— START OF Given entries —
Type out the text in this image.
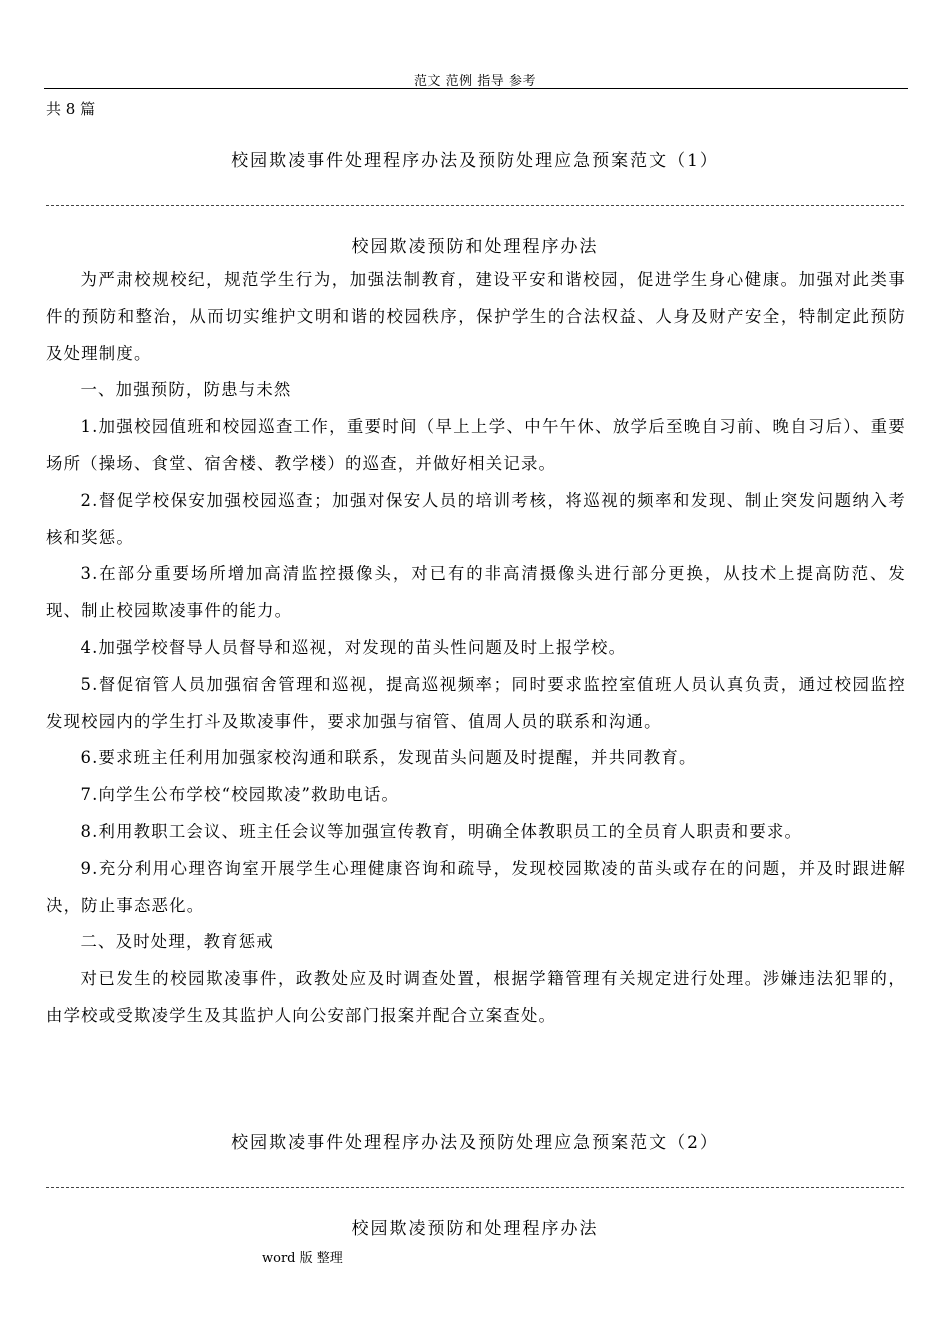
范文 范例 指导 参考
共 8 篇
校园欺凌事件处理程序办法及预防处理应急预案范文（1）
校园欺凌预防和处理程序办法

为严肃校规校纪，规范学生行为，加强法制教育，建设平安和谐校园，促进学生身心健康。加强对此类事件的预防和整治，从而切实维护文明和谐的校园秩序，保护学生的合法权益、人身及财产安全，特制定此预防及处理制度。

一、加强预防，防患与未然

1.加强校园值班和校园巡查工作，重要时间（早上上学、中午午休、放学后至晚自习前、晚自习后）、重要场所（操场、食堂、宿舍楼、教学楼）的巡查，并做好相关记录。

2.督促学校保安加强校园巡查；加强对保安人员的培训考核，将巡视的频率和发现、制止突发问题纳入考核和奖惩。

3.在部分重要场所增加高清监控摄像头，对已有的非高清摄像头进行部分更换，从技术上提高防范、发现、制止校园欺凌事件的能力。

4.加强学校督导人员督导和巡视，对发现的苗头性问题及时上报学校。

5.督促宿管人员加强宿舍管理和巡视，提高巡视频率；同时要求监控室值班人员认真负责，通过校园监控发现校园内的学生打斗及欺凌事件，要求加强与宿管、值周人员的联系和沟通。

6.要求班主任利用加强家校沟通和联系，发现苗头问题及时提醒，并共同教育。

7.向学生公布学校“校园欺凌”救助电话。

8.利用教职工会议、班主任会议等加强宣传教育，明确全体教职员工的全员育人职责和要求。

9.充分利用心理咨询室开展学生心理健康咨询和疏导，发现校园欺凌的苗头或存在的问题，并及时跟进解决，防止事态恶化。

二、及时处理，教育惩戒

对已发生的校园欺凌事件，政教处应及时调查处置，根据学籍管理有关规定进行处理。涉嫌违法犯罪的，由学校或受欺凌学生及其监护人向公安部门报案并配合立案查处。

校园欺凌事件处理程序办法及预防处理应急预案范文（2）
校园欺凌预防和处理程序办法
word 版 整理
— END OF Given entries —
> [Exercise]:
Transcribe all the records above word for word, without their images.

> [Reply to the task]:
Type out the text in this image.
范文 范例 指导 参考
共 8 篇
校园欺凌事件处理程序办法及预防处理应急预案范文（1）
校园欺凌预防和处理程序办法

为严肃校规校纪，规范学生行为，加强法制教育，建设平安和谐校园，促进学生身心健康。加强对此类事件的预防和整治，从而切实维护文明和谐的校园秩序，保护学生的合法权益、人身及财产安全，特制定此预防及处理制度。

一、加强预防，防患与未然

1.加强校园值班和校园巡查工作，重要时间（早上上学、中午午休、放学后至晚自习前、晚自习后）、重要场所（操场、食堂、宿舍楼、教学楼）的巡查，并做好相关记录。

2.督促学校保安加强校园巡查；加强对保安人员的培训考核，将巡视的频率和发现、制止突发问题纳入考核和奖惩。

3.在部分重要场所增加高清监控摄像头，对已有的非高清摄像头进行部分更换，从技术上提高防范、发现、制止校园欺凌事件的能力。

4.加强学校督导人员督导和巡视，对发现的苗头性问题及时上报学校。

5.督促宿管人员加强宿舍管理和巡视，提高巡视频率；同时要求监控室值班人员认真负责，通过校园监控发现校园内的学生打斗及欺凌事件，要求加强与宿管、值周人员的联系和沟通。

6.要求班主任利用加强家校沟通和联系，发现苗头问题及时提醒，并共同教育。

7.向学生公布学校“校园欺凌”救助电话。

8.利用教职工会议、班主任会议等加强宣传教育，明确全体教职员工的全员育人职责和要求。

9.充分利用心理咨询室开展学生心理健康咨询和疏导，发现校园欺凌的苗头或存在的问题，并及时跟进解决，防止事态恶化。

二、及时处理，教育惩戒

对已发生的校园欺凌事件，政教处应及时调查处置，根据学籍管理有关规定进行处理。涉嫌违法犯罪的，由学校或受欺凌学生及其监护人向公安部门报案并配合立案查处。

校园欺凌事件处理程序办法及预防处理应急预案范文（2）
校园欺凌预防和处理程序办法
word 版 整理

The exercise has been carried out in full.